**YOUR GOAL:** Each line holding the word "Newmarket" counts once; give the total and nothing more.

**Collected data entries:**
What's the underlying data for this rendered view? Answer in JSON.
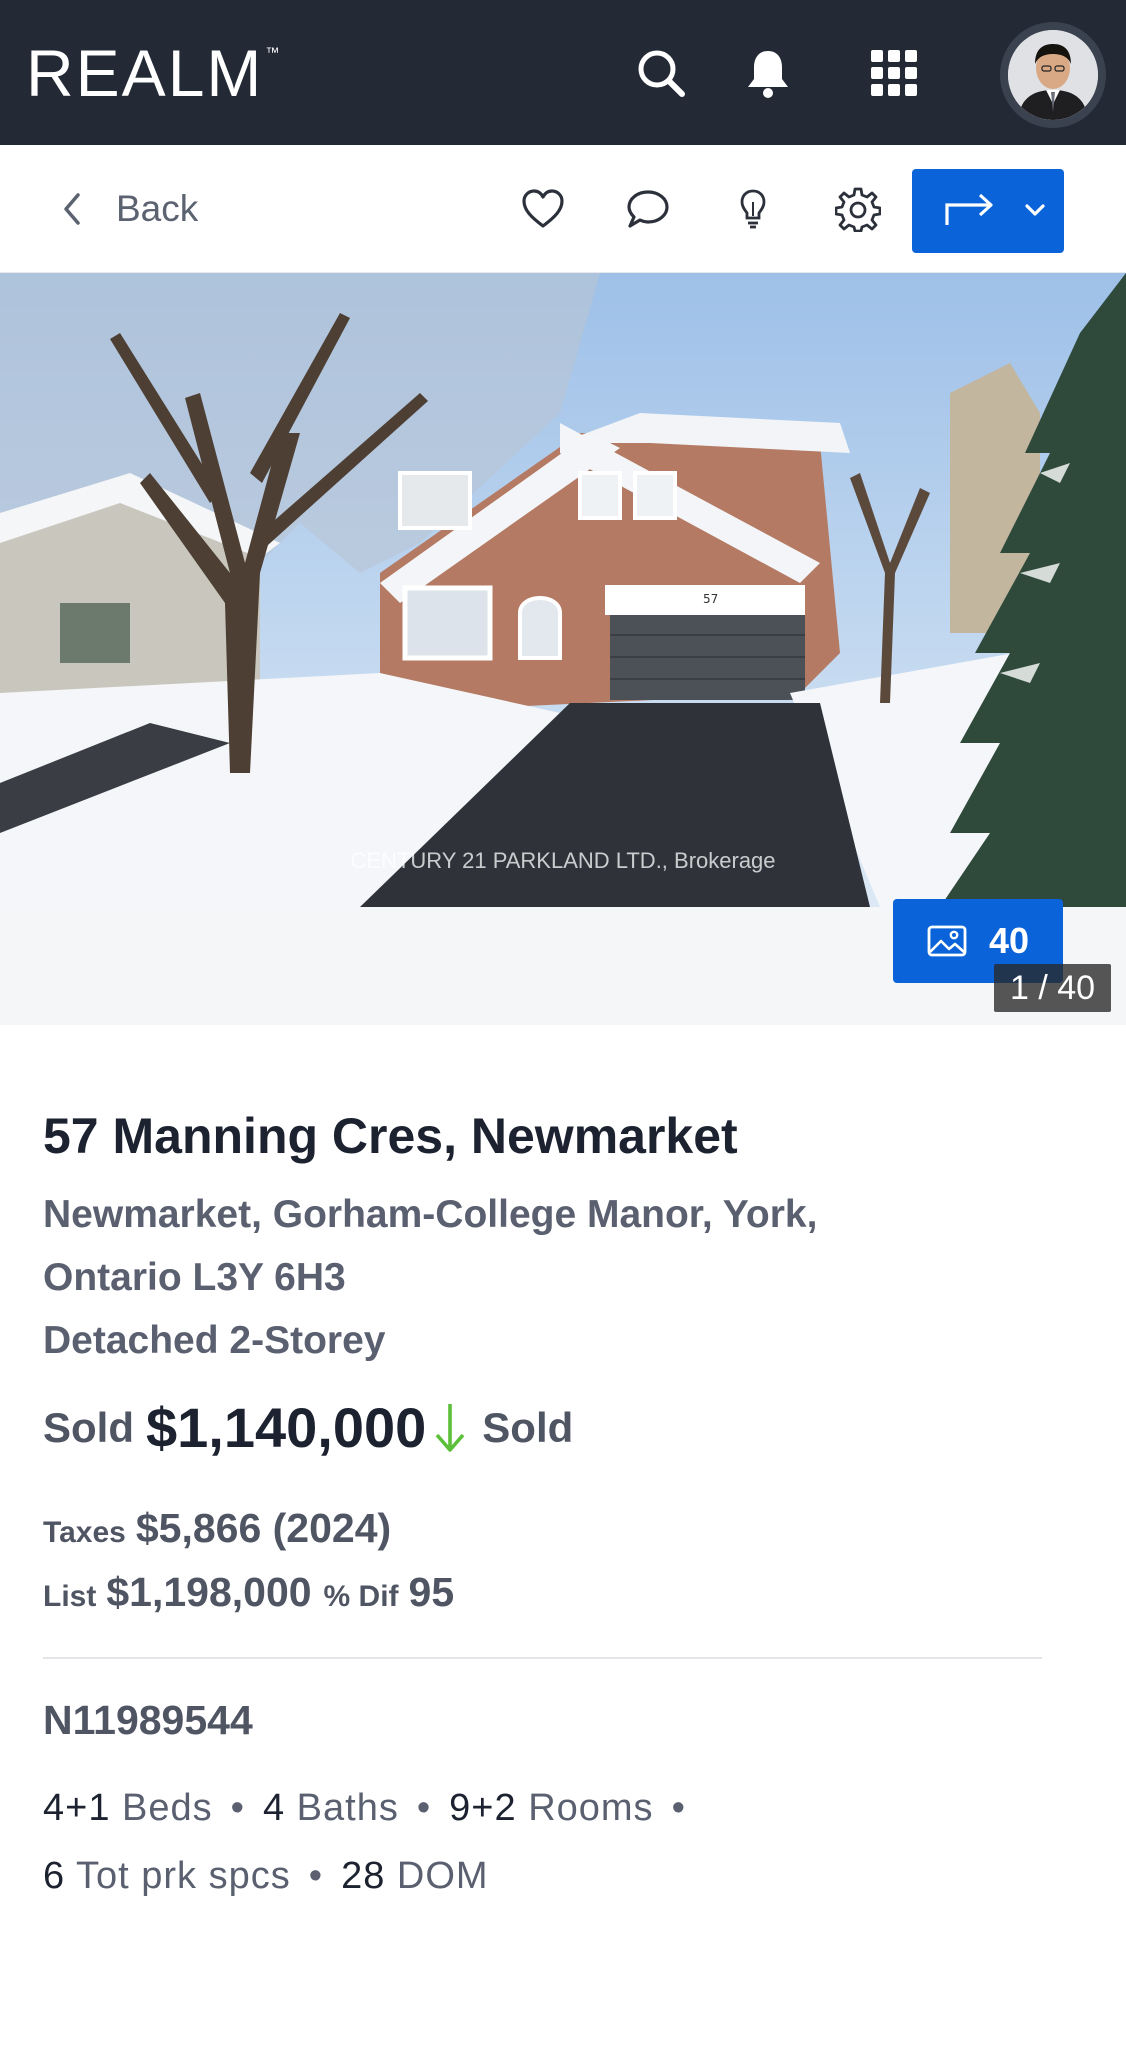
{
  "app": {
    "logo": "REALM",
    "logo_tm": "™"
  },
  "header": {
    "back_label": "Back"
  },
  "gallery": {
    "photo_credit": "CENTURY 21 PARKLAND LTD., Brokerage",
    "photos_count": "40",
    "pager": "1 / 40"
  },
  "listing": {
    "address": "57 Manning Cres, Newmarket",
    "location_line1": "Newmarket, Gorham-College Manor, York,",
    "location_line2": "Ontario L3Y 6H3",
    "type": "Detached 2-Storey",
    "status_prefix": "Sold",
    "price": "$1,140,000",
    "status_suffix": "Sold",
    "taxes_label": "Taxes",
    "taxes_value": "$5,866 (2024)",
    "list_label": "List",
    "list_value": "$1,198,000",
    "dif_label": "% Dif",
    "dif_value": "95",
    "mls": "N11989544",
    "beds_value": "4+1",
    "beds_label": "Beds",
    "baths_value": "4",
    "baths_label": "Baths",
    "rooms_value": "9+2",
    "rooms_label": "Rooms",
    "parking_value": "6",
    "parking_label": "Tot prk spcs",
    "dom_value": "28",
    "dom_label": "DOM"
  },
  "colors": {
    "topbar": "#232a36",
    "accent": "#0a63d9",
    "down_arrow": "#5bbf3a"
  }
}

**IN RESPONSE:** 2